Selected text:

────────────────────────────────────────

She mentioned the paralyzing freedom of having every day be so full of options. I’d not considered that fully before. The lack of structure that can be present in the life of the mother who chooses to stay at home – it can have an almost crippling presence. “But you can do whatever you want,” a friend might note. Not really. Somedays I do not do a damn thing that is “what I want.” And yet daily I am overcome with gratitude. I am all at once living the life that I have chosen, that I am deeply grateful for, and not actually very free at all some days.

Later in the evening I did another thing I rarely do.

I stopped and had two beers at a local bar in town. “Have a seat,” said a gentleman as he slid over and offered me a bar stool. It had been so long I almost said “Oh, no, no.” I couldn’t possibly sit down. I didn’t have that kind of time. I would just stand, drink a beer, and hightail it home before Lucy woke up or MQD called or … or what? I turned in to a pumpkin?

I slid in to a barstool and I felt my shoulders get lower. I felt my back get longer. I was relaxed, in my element. It had been too long. A man introduced himself, “I am Jerry, by the way.”

────────────────────────────────────────

Records shown:

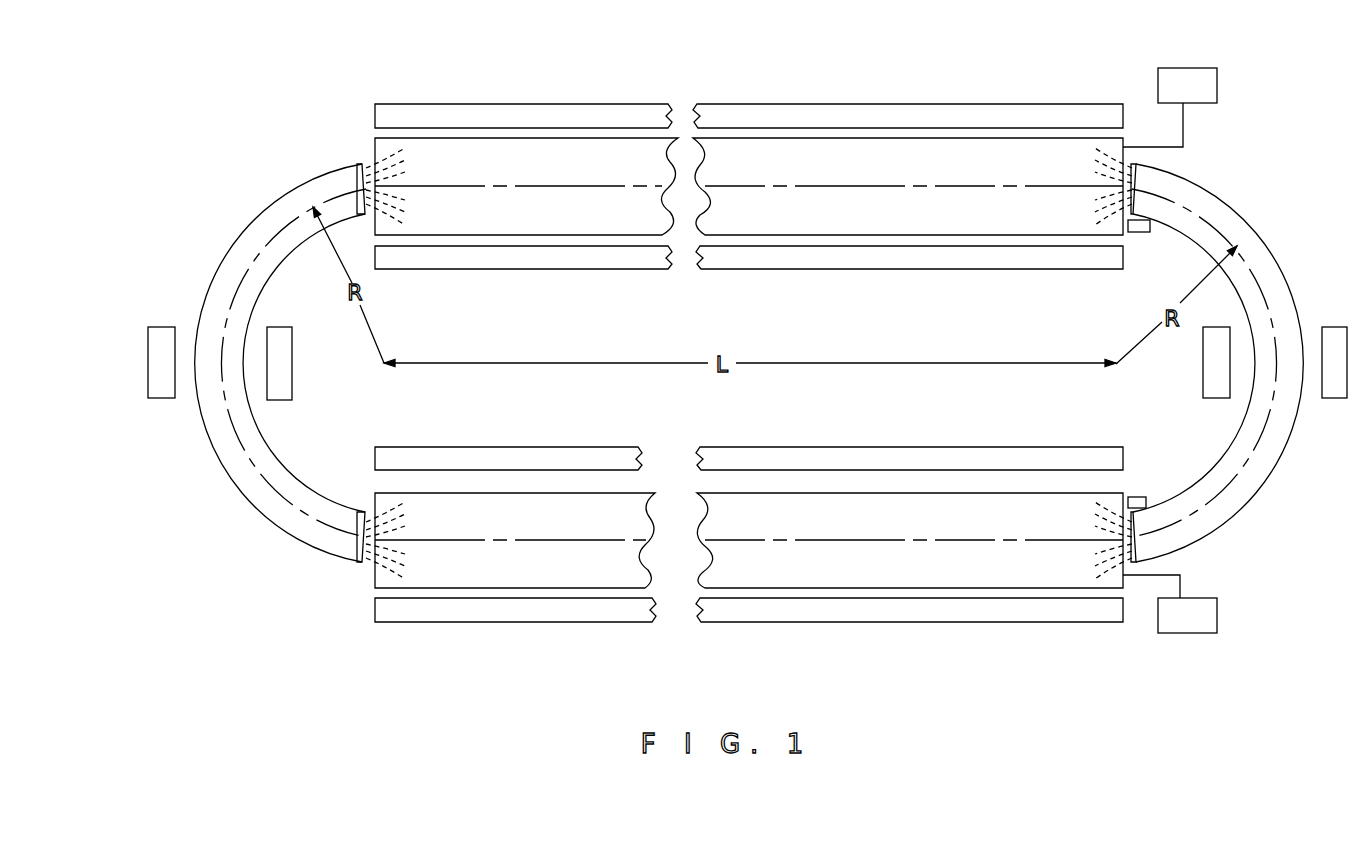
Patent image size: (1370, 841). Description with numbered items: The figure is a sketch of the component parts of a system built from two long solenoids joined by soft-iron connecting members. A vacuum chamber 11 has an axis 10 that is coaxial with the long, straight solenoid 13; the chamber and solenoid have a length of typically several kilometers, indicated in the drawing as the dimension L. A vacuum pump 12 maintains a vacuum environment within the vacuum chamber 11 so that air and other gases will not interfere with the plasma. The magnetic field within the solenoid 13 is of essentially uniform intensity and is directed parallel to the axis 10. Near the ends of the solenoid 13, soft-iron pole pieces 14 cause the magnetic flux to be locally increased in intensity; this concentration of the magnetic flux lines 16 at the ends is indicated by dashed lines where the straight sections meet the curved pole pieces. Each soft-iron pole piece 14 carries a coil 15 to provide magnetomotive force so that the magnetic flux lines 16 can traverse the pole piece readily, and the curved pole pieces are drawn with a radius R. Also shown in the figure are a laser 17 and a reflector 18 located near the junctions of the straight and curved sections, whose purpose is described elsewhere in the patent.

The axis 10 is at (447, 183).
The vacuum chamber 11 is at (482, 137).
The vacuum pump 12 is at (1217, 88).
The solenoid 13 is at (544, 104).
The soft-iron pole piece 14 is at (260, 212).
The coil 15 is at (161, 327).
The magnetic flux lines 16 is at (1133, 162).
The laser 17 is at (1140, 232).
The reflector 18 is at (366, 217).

────────────────────────────────────────

Challenge:
Starting at the words "She mentioned the" and stopping after "all some days.", copy the passage about staying at home, replacing "options" with "choices".

Reply to the exercise:
She mentioned the paralyzing freedom of having every day be so full of choices. I’d not considered that fully before. The lack of structure that can be present in the life of the mother who chooses to stay at home – it can have an almost crippling presence. “But you can do whatever you want,” a friend might note. Not really. Somedays I do not do a damn thing that is “what I want.” And yet daily I am overcome with gratitude. I am all at once living the life that I have chosen, that I am deeply grateful for, and not actually very free at all some days.